* Texte à examiner
"""

Mohamed Soumah vient d'arriver dans le box des prévenus. Le procès en appel de #Jawad Bendaoud va bientôt commencer. On attend plus que les magistrats de la cour d'appel de Paris.
Le procès en appel de #Jawad Bendaoud vient de s'ouvrir. La cour appelle les trois prévenus pour qu'ils se lèvent.
Le président rappelle à #Jawad Bendaoud qu'il est poursuivi pour avoir fourni un logement à Abdelhamid Abaaoud et Chakib Akrouh, deux des terroristes du 13 novembre 2015. Bendaoud, relaxé en première instance, risque toujours six ans de prison, en appel.
L'avocate générale de ce procès en appel est Naïma Rudloff, qui représentait aussi le parquet au procès #Merah, il y a un an.
Le parquet avait été le premier à faire appel après le jugement #Jawad Bendaoud.

"""

* Données affichées
"""

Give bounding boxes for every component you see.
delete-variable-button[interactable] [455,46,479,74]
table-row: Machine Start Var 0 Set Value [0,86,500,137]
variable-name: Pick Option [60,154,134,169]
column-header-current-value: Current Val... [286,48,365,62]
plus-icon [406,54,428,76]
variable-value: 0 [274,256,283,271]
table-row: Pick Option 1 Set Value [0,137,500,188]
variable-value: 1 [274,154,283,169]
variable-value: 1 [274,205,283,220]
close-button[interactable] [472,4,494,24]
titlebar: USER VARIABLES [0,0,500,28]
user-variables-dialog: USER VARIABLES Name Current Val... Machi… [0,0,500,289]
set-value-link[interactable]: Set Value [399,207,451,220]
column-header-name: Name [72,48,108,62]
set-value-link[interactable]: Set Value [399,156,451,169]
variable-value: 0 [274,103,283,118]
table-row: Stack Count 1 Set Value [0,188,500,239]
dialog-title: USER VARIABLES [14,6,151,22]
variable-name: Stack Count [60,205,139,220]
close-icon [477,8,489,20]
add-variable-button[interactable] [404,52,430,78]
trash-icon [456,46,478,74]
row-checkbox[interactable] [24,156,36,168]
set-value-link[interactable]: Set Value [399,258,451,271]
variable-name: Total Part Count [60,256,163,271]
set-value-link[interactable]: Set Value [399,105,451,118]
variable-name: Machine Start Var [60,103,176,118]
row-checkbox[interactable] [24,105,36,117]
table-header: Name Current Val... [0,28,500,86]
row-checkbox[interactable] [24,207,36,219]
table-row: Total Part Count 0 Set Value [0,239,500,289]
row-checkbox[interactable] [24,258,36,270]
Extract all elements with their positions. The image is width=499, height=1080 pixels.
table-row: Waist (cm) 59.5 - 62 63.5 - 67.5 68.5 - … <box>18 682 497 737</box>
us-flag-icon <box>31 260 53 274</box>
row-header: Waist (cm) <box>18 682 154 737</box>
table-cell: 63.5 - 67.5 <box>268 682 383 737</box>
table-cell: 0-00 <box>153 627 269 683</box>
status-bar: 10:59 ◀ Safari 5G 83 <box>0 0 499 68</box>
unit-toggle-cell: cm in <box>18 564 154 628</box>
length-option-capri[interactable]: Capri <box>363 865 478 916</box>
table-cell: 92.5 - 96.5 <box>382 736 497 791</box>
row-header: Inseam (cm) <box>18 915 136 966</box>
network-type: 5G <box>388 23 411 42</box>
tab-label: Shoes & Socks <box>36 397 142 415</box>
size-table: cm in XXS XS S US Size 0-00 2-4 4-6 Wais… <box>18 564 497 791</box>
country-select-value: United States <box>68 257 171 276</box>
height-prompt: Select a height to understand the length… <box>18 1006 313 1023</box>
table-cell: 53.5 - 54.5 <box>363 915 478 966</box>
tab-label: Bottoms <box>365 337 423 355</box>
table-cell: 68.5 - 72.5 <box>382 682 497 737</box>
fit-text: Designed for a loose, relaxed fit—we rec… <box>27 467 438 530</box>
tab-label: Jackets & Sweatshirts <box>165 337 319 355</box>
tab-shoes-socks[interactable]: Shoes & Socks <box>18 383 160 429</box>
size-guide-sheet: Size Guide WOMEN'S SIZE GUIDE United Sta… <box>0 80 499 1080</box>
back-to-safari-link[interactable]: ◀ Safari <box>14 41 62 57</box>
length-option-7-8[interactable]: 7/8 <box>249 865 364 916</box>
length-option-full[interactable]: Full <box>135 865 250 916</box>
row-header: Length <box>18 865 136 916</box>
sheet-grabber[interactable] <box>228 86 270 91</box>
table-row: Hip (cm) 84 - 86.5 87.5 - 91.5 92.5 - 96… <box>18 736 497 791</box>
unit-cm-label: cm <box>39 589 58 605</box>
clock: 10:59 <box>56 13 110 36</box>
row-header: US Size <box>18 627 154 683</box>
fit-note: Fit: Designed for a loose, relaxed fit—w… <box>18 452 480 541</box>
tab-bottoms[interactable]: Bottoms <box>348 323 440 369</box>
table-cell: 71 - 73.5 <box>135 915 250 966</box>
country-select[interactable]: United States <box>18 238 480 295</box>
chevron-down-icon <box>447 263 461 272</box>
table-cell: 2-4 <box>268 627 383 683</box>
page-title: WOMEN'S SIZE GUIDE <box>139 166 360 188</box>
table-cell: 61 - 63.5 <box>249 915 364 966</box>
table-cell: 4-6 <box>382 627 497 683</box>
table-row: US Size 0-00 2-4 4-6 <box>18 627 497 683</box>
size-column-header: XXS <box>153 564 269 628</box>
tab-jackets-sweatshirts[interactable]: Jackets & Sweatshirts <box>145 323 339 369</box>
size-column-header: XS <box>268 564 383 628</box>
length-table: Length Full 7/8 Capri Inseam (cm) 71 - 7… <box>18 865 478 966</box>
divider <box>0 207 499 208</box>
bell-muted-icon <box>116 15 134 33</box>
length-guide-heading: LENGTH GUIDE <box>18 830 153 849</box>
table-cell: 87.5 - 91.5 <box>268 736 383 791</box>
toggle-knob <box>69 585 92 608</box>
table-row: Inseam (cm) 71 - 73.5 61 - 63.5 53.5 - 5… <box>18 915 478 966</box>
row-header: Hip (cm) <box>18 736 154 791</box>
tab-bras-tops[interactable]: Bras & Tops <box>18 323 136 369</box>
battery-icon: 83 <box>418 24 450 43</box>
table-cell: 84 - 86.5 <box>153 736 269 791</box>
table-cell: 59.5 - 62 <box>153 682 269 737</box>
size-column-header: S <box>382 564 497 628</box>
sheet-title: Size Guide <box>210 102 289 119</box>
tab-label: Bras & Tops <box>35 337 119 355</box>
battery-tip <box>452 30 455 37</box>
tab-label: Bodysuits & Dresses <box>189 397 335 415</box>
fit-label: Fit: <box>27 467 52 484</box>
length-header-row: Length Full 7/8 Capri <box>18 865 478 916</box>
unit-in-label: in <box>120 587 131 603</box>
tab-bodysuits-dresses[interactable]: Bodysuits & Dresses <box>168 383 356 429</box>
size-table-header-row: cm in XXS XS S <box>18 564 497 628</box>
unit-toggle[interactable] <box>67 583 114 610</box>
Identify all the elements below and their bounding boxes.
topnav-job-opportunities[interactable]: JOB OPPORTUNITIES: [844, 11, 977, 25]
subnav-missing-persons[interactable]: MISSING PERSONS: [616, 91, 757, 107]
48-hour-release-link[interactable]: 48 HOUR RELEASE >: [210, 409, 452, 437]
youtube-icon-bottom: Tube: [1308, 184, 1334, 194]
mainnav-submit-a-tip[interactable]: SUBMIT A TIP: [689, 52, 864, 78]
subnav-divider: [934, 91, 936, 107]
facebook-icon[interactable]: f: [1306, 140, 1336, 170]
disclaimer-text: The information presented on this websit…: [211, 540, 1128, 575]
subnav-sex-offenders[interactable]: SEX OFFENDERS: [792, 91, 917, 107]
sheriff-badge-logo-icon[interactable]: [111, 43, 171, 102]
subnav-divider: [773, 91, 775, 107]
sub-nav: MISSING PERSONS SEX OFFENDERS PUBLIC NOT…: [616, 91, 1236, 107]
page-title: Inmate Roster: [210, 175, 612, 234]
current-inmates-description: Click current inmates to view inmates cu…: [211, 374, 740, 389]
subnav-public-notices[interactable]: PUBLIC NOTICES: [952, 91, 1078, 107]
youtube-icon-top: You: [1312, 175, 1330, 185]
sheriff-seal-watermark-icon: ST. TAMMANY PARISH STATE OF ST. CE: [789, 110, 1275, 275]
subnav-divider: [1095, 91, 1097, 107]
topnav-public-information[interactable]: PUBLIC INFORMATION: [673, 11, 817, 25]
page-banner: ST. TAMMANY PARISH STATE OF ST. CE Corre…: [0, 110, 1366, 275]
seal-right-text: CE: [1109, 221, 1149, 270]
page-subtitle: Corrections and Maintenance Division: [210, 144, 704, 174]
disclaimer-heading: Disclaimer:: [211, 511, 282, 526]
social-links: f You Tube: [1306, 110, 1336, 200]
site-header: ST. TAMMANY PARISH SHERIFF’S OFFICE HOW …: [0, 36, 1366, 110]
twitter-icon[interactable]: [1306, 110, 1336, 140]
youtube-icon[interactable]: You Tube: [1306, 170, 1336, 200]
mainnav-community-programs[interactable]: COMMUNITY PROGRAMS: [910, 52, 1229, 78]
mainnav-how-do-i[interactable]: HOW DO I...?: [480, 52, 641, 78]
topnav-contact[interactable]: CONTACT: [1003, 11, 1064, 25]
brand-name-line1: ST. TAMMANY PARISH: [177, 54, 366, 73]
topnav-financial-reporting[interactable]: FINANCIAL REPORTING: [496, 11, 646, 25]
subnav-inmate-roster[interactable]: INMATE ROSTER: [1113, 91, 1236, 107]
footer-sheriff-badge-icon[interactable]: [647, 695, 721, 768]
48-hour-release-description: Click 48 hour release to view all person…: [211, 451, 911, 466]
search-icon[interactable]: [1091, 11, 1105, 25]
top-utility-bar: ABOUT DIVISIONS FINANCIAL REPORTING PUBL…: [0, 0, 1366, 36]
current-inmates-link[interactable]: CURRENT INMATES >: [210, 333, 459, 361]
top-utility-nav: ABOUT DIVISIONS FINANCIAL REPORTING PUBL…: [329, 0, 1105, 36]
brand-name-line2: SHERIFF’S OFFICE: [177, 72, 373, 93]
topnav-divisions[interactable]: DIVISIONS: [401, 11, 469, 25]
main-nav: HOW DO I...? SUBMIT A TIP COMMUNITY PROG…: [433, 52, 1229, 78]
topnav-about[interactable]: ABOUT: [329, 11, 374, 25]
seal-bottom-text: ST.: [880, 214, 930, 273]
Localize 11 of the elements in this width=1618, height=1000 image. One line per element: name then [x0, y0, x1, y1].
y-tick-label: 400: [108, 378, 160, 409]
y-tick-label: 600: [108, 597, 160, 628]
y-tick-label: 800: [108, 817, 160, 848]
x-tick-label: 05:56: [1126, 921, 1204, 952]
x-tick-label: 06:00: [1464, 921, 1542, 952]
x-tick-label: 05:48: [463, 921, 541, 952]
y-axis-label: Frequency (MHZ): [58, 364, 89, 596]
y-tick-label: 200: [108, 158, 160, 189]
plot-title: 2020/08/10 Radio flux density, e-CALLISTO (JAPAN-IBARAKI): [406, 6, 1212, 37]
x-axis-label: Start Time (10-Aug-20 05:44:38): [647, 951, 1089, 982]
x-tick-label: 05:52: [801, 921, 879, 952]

"""

* Travail demandé
Répondez aux questions suivantes à l'aide de l'extrait sur le procès en appel de Jawad Bendaoud.
1. Qui vient d'arriver dans le box des prévenus avant l'ouverture du procès ?
2. Quelle peine Jawad Bendaoud risque-t-il toujours en appel ?
3. Qui est l'avocate générale de ce procès en appel ?
Les lignes ci-dessus forment un matériau distinct de l'extrait.

* Résultat
1. Mohamed Soumah.
2. Six ans de prison.
3. Naïma Rudloff.